• **WORK REQUIRED**
Tally up how many lines in the listing below contain the string "error", and give only the total.

• **RECORDS FOR THIS EXERCISE**
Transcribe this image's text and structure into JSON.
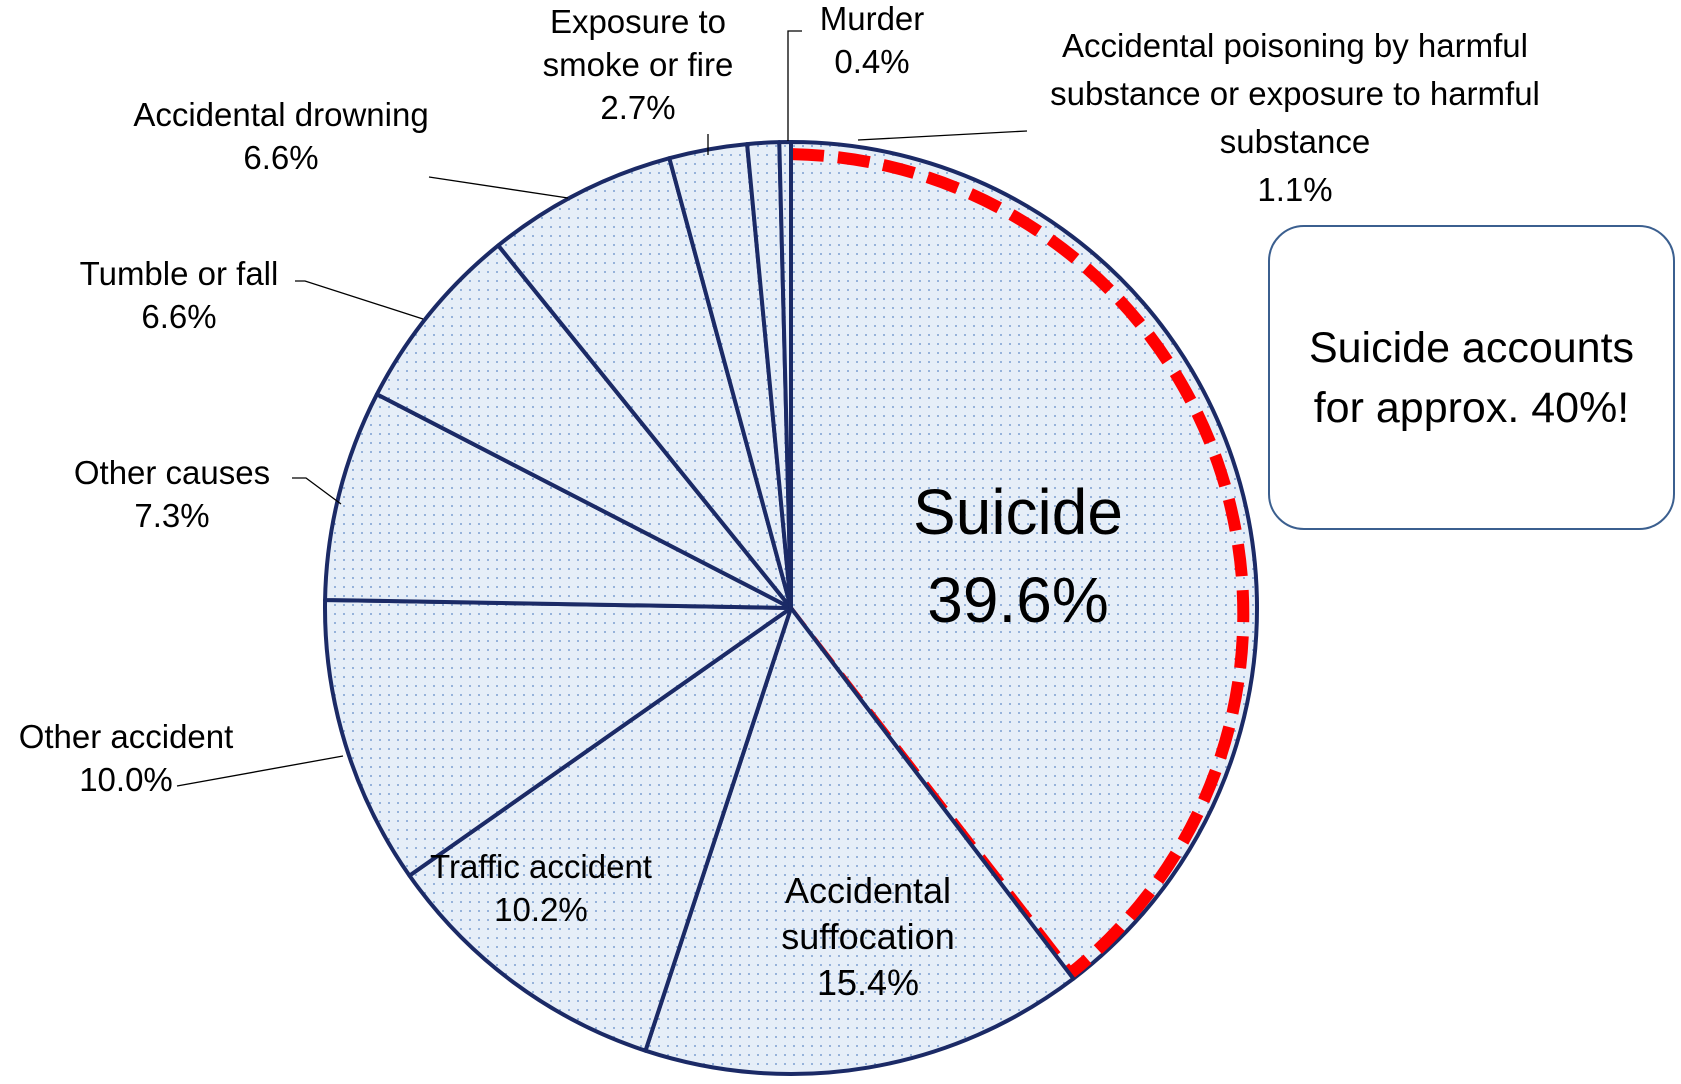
{
  "chart_data": {
    "type": "pie",
    "categories": [
      "Suicide",
      "Accidental suffocation",
      "Traffic accident",
      "Other accident",
      "Other causes",
      "Tumble or fall",
      "Accidental drowning",
      "Exposure to smoke or fire",
      "Accidental poisoning by harmful substance or exposure to harmful substance",
      "Murder"
    ],
    "values": [
      39.6,
      15.4,
      10.2,
      10.0,
      7.3,
      6.6,
      6.6,
      2.7,
      1.1,
      0.4
    ],
    "value_labels": [
      "39.6%",
      "15.4%",
      "10.2%",
      "10.0%",
      "7.3%",
      "6.6%",
      "6.6%",
      "2.7%",
      "1.1%",
      "0.4%"
    ],
    "annotation": "Suicide accounts for approx. 40%!",
    "fill_color": "#e6eef8",
    "dot_color": "#7d9fd0",
    "edge_color": "#1b2a66",
    "highlight_color": "#ff0000"
  }
}
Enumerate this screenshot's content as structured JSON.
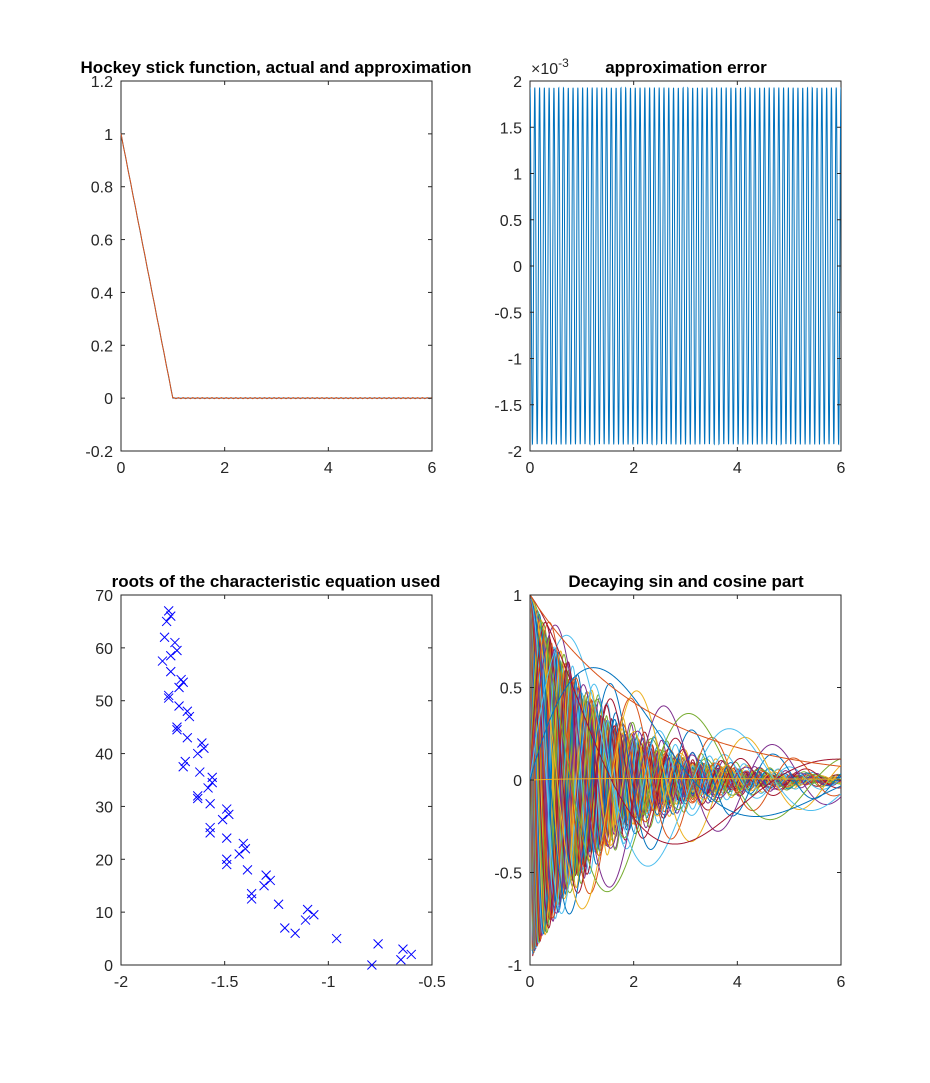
{
  "figure": {
    "background": "#ffffff",
    "axis_color": "#262626"
  },
  "chart_data": [
    {
      "id": "hockey",
      "type": "line",
      "title": "Hockey stick function, actual and approximation",
      "xlim": [
        0,
        6
      ],
      "ylim": [
        -0.2,
        1.2
      ],
      "xticks": [
        0,
        2,
        4,
        6
      ],
      "xtick_labels": [
        "0",
        "2",
        "4",
        "6"
      ],
      "yticks": [
        -0.2,
        0,
        0.2,
        0.4,
        0.6,
        0.8,
        1,
        1.2
      ],
      "ytick_labels": [
        "-0.2",
        "0",
        "0.2",
        "0.4",
        "0.6",
        "0.8",
        "1",
        "1.2"
      ],
      "grid": false,
      "series": [
        {
          "color": "#0072BD",
          "x": [
            0,
            1,
            6
          ],
          "y": [
            1,
            0,
            0
          ]
        },
        {
          "color": "#D95319",
          "x": [
            0,
            1,
            6
          ],
          "y": [
            1,
            0,
            0
          ]
        }
      ]
    },
    {
      "id": "error",
      "type": "line",
      "title": "approximation error",
      "exponent_base": "×10",
      "exponent_power": "-3",
      "xlim": [
        0,
        6
      ],
      "ylim": [
        -2,
        2
      ],
      "xticks": [
        0,
        2,
        4,
        6
      ],
      "xtick_labels": [
        "0",
        "2",
        "4",
        "6"
      ],
      "yticks": [
        -2,
        -1.5,
        -1,
        -0.5,
        0,
        0.5,
        1,
        1.5,
        2
      ],
      "ytick_labels": [
        "-2",
        "-1.5",
        "-1",
        "-0.5",
        "0",
        "0.5",
        "1",
        "1.5",
        "2"
      ],
      "grid": false,
      "series": [
        {
          "color": "#0072BD",
          "amplitude": 1.93,
          "cycles": 65
        }
      ]
    },
    {
      "id": "roots",
      "type": "scatter",
      "title": "roots of the characteristic equation used",
      "xlim": [
        -2,
        -0.5
      ],
      "ylim": [
        0,
        70
      ],
      "xticks": [
        -2,
        -1.5,
        -1,
        -0.5
      ],
      "xtick_labels": [
        "-2",
        "-1.5",
        "-1",
        "-0.5"
      ],
      "yticks": [
        0,
        10,
        20,
        30,
        40,
        50,
        60,
        70
      ],
      "ytick_labels": [
        "0",
        "10",
        "20",
        "30",
        "40",
        "50",
        "60",
        "70"
      ],
      "grid": false,
      "marker": "x",
      "marker_color": "#0000FF",
      "points": [
        [
          -1.77,
          67
        ],
        [
          -1.76,
          66
        ],
        [
          -1.78,
          65
        ],
        [
          -1.79,
          62
        ],
        [
          -1.74,
          61
        ],
        [
          -1.73,
          59.5
        ],
        [
          -1.76,
          58.5
        ],
        [
          -1.8,
          57.5
        ],
        [
          -1.76,
          55.5
        ],
        [
          -1.71,
          54
        ],
        [
          -1.7,
          53.5
        ],
        [
          -1.72,
          52.5
        ],
        [
          -1.77,
          51
        ],
        [
          -1.77,
          50.5
        ],
        [
          -1.72,
          49
        ],
        [
          -1.68,
          48
        ],
        [
          -1.67,
          47
        ],
        [
          -1.73,
          45
        ],
        [
          -1.73,
          44.5
        ],
        [
          -1.68,
          43
        ],
        [
          -1.61,
          42
        ],
        [
          -1.6,
          41
        ],
        [
          -1.63,
          40
        ],
        [
          -1.69,
          38.5
        ],
        [
          -1.7,
          37.5
        ],
        [
          -1.62,
          36.5
        ],
        [
          -1.56,
          35.5
        ],
        [
          -1.56,
          34.5
        ],
        [
          -1.58,
          33.5
        ],
        [
          -1.63,
          32
        ],
        [
          -1.63,
          31.5
        ],
        [
          -1.57,
          30.5
        ],
        [
          -1.49,
          29.5
        ],
        [
          -1.48,
          28.5
        ],
        [
          -1.51,
          27.5
        ],
        [
          -1.57,
          26
        ],
        [
          -1.57,
          25
        ],
        [
          -1.49,
          24
        ],
        [
          -1.41,
          23
        ],
        [
          -1.4,
          22
        ],
        [
          -1.43,
          21
        ],
        [
          -1.49,
          20
        ],
        [
          -1.49,
          19
        ],
        [
          -1.39,
          18
        ],
        [
          -1.3,
          17
        ],
        [
          -1.28,
          16
        ],
        [
          -1.31,
          15
        ],
        [
          -1.37,
          13.5
        ],
        [
          -1.37,
          12.5
        ],
        [
          -1.24,
          11.5
        ],
        [
          -1.1,
          10.5
        ],
        [
          -1.07,
          9.5
        ],
        [
          -1.11,
          8.5
        ],
        [
          -1.21,
          7
        ],
        [
          -1.16,
          6
        ],
        [
          -0.96,
          5
        ],
        [
          -0.76,
          4
        ],
        [
          -0.64,
          3
        ],
        [
          -0.6,
          2
        ],
        [
          -0.65,
          1
        ],
        [
          -0.79,
          0
        ]
      ]
    },
    {
      "id": "decay",
      "type": "line",
      "title": "Decaying sin and cosine part",
      "xlim": [
        0,
        6
      ],
      "ylim": [
        -1,
        1
      ],
      "xticks": [
        0,
        2,
        4,
        6
      ],
      "xtick_labels": [
        "0",
        "2",
        "4",
        "6"
      ],
      "yticks": [
        -1,
        -0.5,
        0,
        0.5,
        1
      ],
      "ytick_labels": [
        "-1",
        "-0.5",
        "0",
        "0.5",
        "1"
      ],
      "grid": false,
      "colors": [
        "#0072BD",
        "#D95319",
        "#EDB120",
        "#7E2F8E",
        "#77AC30",
        "#4DBEEE",
        "#A2142F"
      ],
      "root_reference": "roots"
    }
  ]
}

• **EXERCISE SOLUTION**
2